Count the lines in the entries below that contain the string "swatch", and give only the number.

[Records in a dataset]
****
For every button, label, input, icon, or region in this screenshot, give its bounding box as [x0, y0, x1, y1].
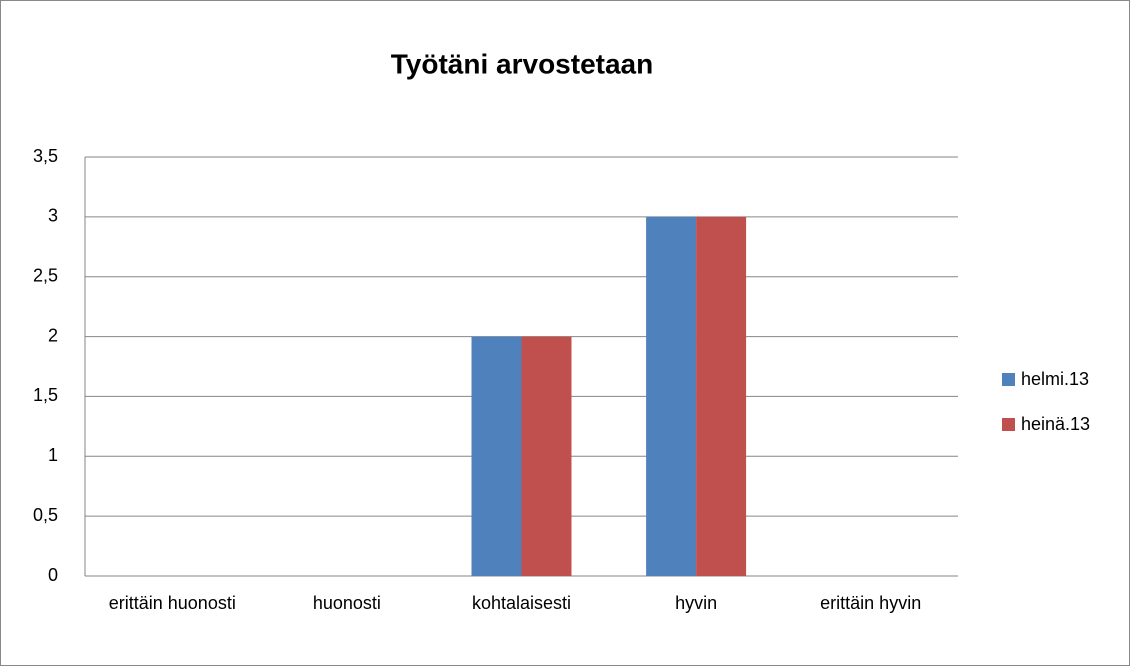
legend-swatch	[1002, 373, 1015, 386]
y-tick-label: 0	[48, 565, 58, 585]
bar	[471, 336, 522, 576]
y-tick-label: 0,5	[33, 505, 58, 525]
legend-label: heinä.13	[1021, 414, 1090, 434]
x-tick-label-box: hyvin	[675, 593, 718, 613]
y-tick-label: 1	[48, 445, 58, 465]
x-tick-label: hyvin	[675, 593, 718, 613]
legend-label: helmi.13	[1021, 369, 1089, 389]
legend-swatch	[1002, 418, 1015, 431]
x-tick-label-box: erittäin huonosti	[108, 593, 236, 613]
x-tick-label-box: huonosti	[312, 593, 381, 613]
x-tick-label: erittäin hyvin	[820, 593, 922, 613]
x-tick-label: kohtalaisesti	[471, 593, 572, 613]
bar	[696, 216, 747, 576]
y-tick-label: 3	[48, 206, 58, 226]
x-tick-label: huonosti	[312, 593, 381, 613]
x-tick-label-box: erittäin hyvin	[820, 593, 922, 613]
y-tick-label: 3,5	[33, 146, 58, 166]
chart-title: Työtäni arvostetaan	[391, 48, 653, 79]
bar	[521, 336, 572, 576]
y-tick-label: 2,5	[33, 265, 58, 285]
x-tick-label: erittäin huonosti	[108, 593, 236, 613]
x-tick-label-box: kohtalaisesti	[471, 593, 572, 613]
y-tick-label: 1,5	[33, 385, 58, 405]
y-tick-label: 2	[48, 325, 58, 345]
bar	[646, 216, 697, 576]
****
--- EXERCISE SOLUTION ---
2